_Task_
Which lines in the records below contain the word "Source"? Copy each one out.

_Listing_
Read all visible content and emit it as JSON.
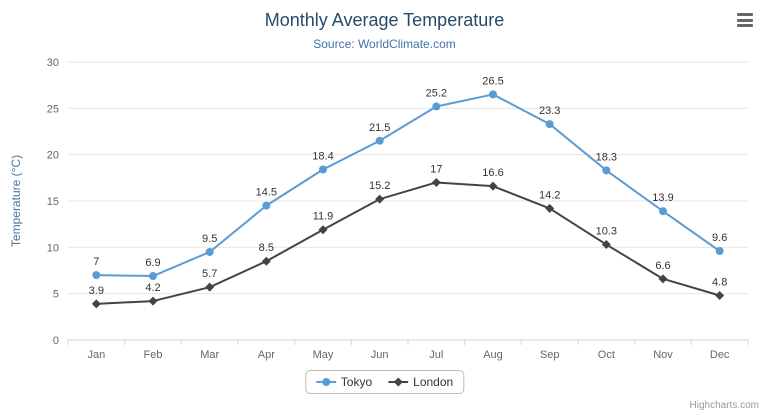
{
  "header": {
    "title": "Monthly Average Temperature",
    "subtitle": "Source: WorldClimate.com"
  },
  "chart_data": {
    "type": "line",
    "title": "Monthly Average Temperature",
    "subtitle": "Source: WorldClimate.com",
    "categories": [
      "Jan",
      "Feb",
      "Mar",
      "Apr",
      "May",
      "Jun",
      "Jul",
      "Aug",
      "Sep",
      "Oct",
      "Nov",
      "Dec"
    ],
    "series": [
      {
        "name": "Tokyo",
        "color": "#5b9bd5",
        "marker": "circle",
        "values": [
          7,
          6.9,
          9.5,
          14.5,
          18.4,
          21.5,
          25.2,
          26.5,
          23.3,
          18.3,
          13.9,
          9.6
        ]
      },
      {
        "name": "London",
        "color": "#434348",
        "marker": "diamond",
        "values": [
          3.9,
          4.2,
          5.7,
          8.5,
          11.9,
          15.2,
          17,
          16.6,
          14.2,
          10.3,
          6.6,
          4.8
        ]
      }
    ],
    "xlabel": "",
    "ylabel": "Temperature (°C)",
    "ylim": [
      0,
      30
    ],
    "ytick_interval": 5,
    "grid": true,
    "legend_position": "bottom",
    "data_labels": true
  },
  "colors": {
    "grid_line": "#e6e6e6",
    "axis_line": "#ccd6eb",
    "axis_label": "#666666",
    "axis_title": "#4d759e",
    "data_label": "#333333",
    "title": "#274b6d",
    "subtitle": "#4572a7"
  },
  "icons": {
    "menu": "hamburger-menu-icon"
  },
  "credits": "Highcharts.com"
}
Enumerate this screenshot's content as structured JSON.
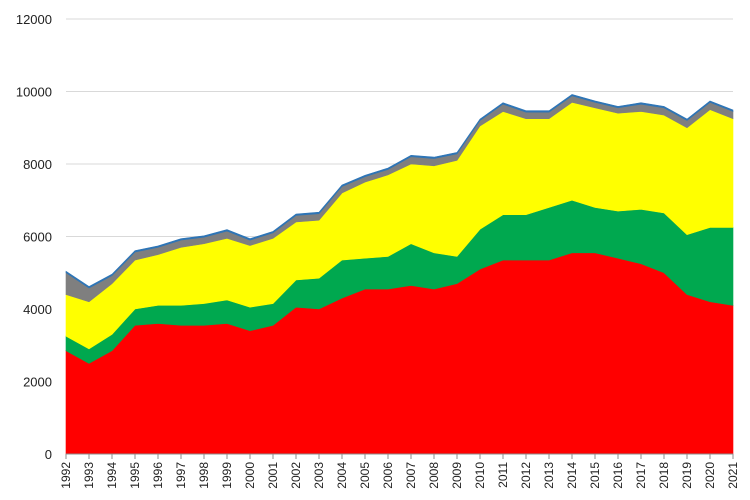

_Exercise result_
    "subtitle": "Source: WorldClimate.com"
    "subtitle": "Source: WorldClimate.com",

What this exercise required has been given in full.